>> Begin EXERCISE INPUT
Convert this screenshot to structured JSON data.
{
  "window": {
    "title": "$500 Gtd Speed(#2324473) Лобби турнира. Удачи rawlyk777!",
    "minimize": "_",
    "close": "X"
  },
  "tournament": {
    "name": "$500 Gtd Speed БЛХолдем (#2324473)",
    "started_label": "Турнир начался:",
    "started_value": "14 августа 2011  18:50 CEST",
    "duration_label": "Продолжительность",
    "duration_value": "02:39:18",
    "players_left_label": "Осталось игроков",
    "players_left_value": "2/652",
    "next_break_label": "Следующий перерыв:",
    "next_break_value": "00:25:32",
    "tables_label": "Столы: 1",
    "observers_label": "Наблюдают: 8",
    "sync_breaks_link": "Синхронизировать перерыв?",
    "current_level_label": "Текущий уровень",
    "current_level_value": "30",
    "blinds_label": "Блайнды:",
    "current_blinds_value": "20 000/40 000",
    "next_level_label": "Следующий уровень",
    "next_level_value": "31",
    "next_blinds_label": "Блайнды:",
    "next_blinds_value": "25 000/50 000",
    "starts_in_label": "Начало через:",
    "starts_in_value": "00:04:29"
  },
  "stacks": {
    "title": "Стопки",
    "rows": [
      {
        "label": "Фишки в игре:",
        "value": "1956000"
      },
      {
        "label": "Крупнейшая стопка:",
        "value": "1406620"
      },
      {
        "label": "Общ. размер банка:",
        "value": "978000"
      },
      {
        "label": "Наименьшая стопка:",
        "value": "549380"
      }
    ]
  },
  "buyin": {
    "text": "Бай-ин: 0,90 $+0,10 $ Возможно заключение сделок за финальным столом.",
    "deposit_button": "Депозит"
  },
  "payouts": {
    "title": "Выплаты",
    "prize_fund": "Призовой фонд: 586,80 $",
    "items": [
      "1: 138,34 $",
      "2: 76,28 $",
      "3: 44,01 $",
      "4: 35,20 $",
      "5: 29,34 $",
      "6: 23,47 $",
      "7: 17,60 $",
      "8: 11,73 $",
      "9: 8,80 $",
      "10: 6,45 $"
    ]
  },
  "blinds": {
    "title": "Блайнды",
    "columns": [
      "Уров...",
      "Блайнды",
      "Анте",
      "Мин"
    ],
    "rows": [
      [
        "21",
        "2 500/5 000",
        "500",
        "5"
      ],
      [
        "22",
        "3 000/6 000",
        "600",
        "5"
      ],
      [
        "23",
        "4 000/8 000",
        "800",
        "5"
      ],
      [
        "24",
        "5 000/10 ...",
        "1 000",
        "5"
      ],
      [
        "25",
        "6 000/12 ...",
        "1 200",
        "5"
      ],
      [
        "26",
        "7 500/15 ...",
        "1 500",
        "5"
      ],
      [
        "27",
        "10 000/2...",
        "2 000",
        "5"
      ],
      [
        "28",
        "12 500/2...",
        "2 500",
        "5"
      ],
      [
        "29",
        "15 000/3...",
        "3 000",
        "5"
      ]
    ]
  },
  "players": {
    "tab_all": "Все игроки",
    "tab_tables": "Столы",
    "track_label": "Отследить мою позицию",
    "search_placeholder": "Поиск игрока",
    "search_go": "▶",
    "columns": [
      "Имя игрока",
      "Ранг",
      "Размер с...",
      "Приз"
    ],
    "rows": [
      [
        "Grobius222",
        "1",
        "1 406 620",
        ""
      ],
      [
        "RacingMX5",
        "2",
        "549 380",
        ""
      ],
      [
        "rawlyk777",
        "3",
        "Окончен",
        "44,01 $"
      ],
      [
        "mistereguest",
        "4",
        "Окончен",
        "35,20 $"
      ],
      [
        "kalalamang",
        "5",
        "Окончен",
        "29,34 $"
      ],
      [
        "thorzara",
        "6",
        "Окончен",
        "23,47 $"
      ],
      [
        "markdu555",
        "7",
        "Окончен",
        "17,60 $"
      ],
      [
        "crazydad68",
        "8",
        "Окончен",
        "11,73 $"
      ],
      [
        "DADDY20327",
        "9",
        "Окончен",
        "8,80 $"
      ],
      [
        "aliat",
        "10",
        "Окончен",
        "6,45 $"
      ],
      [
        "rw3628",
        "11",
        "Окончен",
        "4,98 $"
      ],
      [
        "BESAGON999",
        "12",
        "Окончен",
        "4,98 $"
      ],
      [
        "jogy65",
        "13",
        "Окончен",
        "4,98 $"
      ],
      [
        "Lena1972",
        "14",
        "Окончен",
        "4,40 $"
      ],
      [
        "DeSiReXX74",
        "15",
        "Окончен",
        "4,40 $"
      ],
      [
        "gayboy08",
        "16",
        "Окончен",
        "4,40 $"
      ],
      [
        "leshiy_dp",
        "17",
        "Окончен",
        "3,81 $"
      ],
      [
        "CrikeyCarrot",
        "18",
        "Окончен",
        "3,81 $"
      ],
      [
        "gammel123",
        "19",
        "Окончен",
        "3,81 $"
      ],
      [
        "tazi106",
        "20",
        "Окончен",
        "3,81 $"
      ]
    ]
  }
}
>> End EXERCISE INPUT
WHAT IS NEEDED: Retype every entry word for word.

TASK SOLUTION:
Convert this screenshot to structured JSON data.
{
  "window": {
    "title": "$500 Gtd Speed(#2324473) Лобби турнира. Удачи rawlyk777!",
    "minimize": "_",
    "close": "X"
  },
  "tournament": {
    "name": "$500 Gtd Speed БЛХолдем (#2324473)",
    "started_label": "Турнир начался:",
    "started_value": "14 августа 2011  18:50 CEST",
    "duration_label": "Продолжительность",
    "duration_value": "02:39:18",
    "players_left_label": "Осталось игроков",
    "players_left_value": "2/652",
    "next_break_label": "Следующий перерыв:",
    "next_break_value": "00:25:32",
    "tables_label": "Столы: 1",
    "observers_label": "Наблюдают: 8",
    "sync_breaks_link": "Синхронизировать перерыв?",
    "current_level_label": "Текущий уровень",
    "current_level_value": "30",
    "blinds_label": "Блайнды:",
    "current_blinds_value": "20 000/40 000",
    "next_level_label": "Следующий уровень",
    "next_level_value": "31",
    "next_blinds_label": "Блайнды:",
    "next_blinds_value": "25 000/50 000",
    "starts_in_label": "Начало через:",
    "starts_in_value": "00:04:29"
  },
  "stacks": {
    "title": "Стопки",
    "rows": [
      {
        "label": "Фишки в игре:",
        "value": "1956000"
      },
      {
        "label": "Крупнейшая стопка:",
        "value": "1406620"
      },
      {
        "label": "Общ. размер банка:",
        "value": "978000"
      },
      {
        "label": "Наименьшая стопка:",
        "value": "549380"
      }
    ]
  },
  "buyin": {
    "text": "Бай-ин: 0,90 $+0,10 $ Возможно заключение сделок за финальным столом.",
    "deposit_button": "Депозит"
  },
  "payouts": {
    "title": "Выплаты",
    "prize_fund": "Призовой фонд: 586,80 $",
    "items": [
      "1: 138,34 $",
      "2: 76,28 $",
      "3: 44,01 $",
      "4: 35,20 $",
      "5: 29,34 $",
      "6: 23,47 $",
      "7: 17,60 $",
      "8: 11,73 $",
      "9: 8,80 $",
      "10: 6,45 $"
    ]
  },
  "blinds": {
    "title": "Блайнды",
    "columns": [
      "Уров...",
      "Блайнды",
      "Анте",
      "Мин"
    ],
    "rows": [
      [
        "21",
        "2 500/5 000",
        "500",
        "5"
      ],
      [
        "22",
        "3 000/6 000",
        "600",
        "5"
      ],
      [
        "23",
        "4 000/8 000",
        "800",
        "5"
      ],
      [
        "24",
        "5 000/10 ...",
        "1 000",
        "5"
      ],
      [
        "25",
        "6 000/12 ...",
        "1 200",
        "5"
      ],
      [
        "26",
        "7 500/15 ...",
        "1 500",
        "5"
      ],
      [
        "27",
        "10 000/2...",
        "2 000",
        "5"
      ],
      [
        "28",
        "12 500/2...",
        "2 500",
        "5"
      ],
      [
        "29",
        "15 000/3...",
        "3 000",
        "5"
      ]
    ]
  },
  "players": {
    "tab_all": "Все игроки",
    "tab_tables": "Столы",
    "track_label": "Отследить мою позицию",
    "search_placeholder": "Поиск игрока",
    "search_go": "▶",
    "columns": [
      "Имя игрока",
      "Ранг",
      "Размер с...",
      "Приз"
    ],
    "rows": [
      [
        "Grobius222",
        "1",
        "1 406 620",
        ""
      ],
      [
        "RacingMX5",
        "2",
        "549 380",
        ""
      ],
      [
        "rawlyk777",
        "3",
        "Окончен",
        "44,01 $"
      ],
      [
        "mistereguest",
        "4",
        "Окончен",
        "35,20 $"
      ],
      [
        "kalalamang",
        "5",
        "Окончен",
        "29,34 $"
      ],
      [
        "thorzara",
        "6",
        "Окончен",
        "23,47 $"
      ],
      [
        "markdu555",
        "7",
        "Окончен",
        "17,60 $"
      ],
      [
        "crazydad68",
        "8",
        "Окончен",
        "11,73 $"
      ],
      [
        "DADDY20327",
        "9",
        "Окончен",
        "8,80 $"
      ],
      [
        "aliat",
        "10",
        "Окончен",
        "6,45 $"
      ],
      [
        "rw3628",
        "11",
        "Окончен",
        "4,98 $"
      ],
      [
        "BESAGON999",
        "12",
        "Окончен",
        "4,98 $"
      ],
      [
        "jogy65",
        "13",
        "Окончен",
        "4,98 $"
      ],
      [
        "Lena1972",
        "14",
        "Окончен",
        "4,40 $"
      ],
      [
        "DeSiReXX74",
        "15",
        "Окончен",
        "4,40 $"
      ],
      [
        "gayboy08",
        "16",
        "Окончен",
        "4,40 $"
      ],
      [
        "leshiy_dp",
        "17",
        "Окончен",
        "3,81 $"
      ],
      [
        "CrikeyCarrot",
        "18",
        "Окончен",
        "3,81 $"
      ],
      [
        "gammel123",
        "19",
        "Окончен",
        "3,81 $"
      ],
      [
        "tazi106",
        "20",
        "Окончен",
        "3,81 $"
      ]
    ]
  }
}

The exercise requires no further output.